[Element and region data]
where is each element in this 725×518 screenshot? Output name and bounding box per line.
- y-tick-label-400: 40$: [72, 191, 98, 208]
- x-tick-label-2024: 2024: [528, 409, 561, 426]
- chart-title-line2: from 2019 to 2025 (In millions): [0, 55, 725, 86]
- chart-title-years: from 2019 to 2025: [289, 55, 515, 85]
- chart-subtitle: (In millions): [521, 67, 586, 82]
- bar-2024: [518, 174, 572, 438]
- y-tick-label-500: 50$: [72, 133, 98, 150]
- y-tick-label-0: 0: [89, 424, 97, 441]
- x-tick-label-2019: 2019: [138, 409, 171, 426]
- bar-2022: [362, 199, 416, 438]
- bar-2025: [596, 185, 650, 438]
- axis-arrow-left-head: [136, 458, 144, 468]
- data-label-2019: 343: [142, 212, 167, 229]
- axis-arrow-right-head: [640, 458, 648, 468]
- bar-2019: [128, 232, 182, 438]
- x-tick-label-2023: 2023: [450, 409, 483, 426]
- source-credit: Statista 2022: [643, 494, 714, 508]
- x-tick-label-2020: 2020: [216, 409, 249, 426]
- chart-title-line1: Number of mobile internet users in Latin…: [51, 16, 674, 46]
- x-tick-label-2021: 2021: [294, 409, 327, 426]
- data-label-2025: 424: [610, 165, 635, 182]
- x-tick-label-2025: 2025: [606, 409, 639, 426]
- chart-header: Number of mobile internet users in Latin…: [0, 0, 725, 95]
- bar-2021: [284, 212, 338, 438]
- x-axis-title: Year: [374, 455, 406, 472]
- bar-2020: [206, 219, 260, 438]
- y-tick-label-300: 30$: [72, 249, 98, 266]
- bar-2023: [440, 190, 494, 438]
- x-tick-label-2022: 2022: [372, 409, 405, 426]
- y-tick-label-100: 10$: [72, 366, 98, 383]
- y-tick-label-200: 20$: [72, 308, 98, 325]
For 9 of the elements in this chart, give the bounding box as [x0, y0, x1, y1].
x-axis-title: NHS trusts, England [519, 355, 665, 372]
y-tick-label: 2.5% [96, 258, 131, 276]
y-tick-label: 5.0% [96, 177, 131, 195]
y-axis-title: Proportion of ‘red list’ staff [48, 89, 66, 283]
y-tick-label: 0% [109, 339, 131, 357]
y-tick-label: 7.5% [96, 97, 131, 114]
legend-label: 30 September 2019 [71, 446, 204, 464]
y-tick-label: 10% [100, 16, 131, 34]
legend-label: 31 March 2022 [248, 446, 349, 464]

**What is being asked**
Reproduce each line above that contains the string "axis". Case counts.

**Response below**
- axis-arrow-left-head: [136, 458, 144, 468]
- axis-arrow-right-head: [640, 458, 648, 468]
- x-axis-title: Year: [374, 455, 406, 472]
x-axis-title: NHS trusts, England [519, 355, 665, 372]
y-axis-title: Proportion of ‘red list’ staff [48, 89, 66, 283]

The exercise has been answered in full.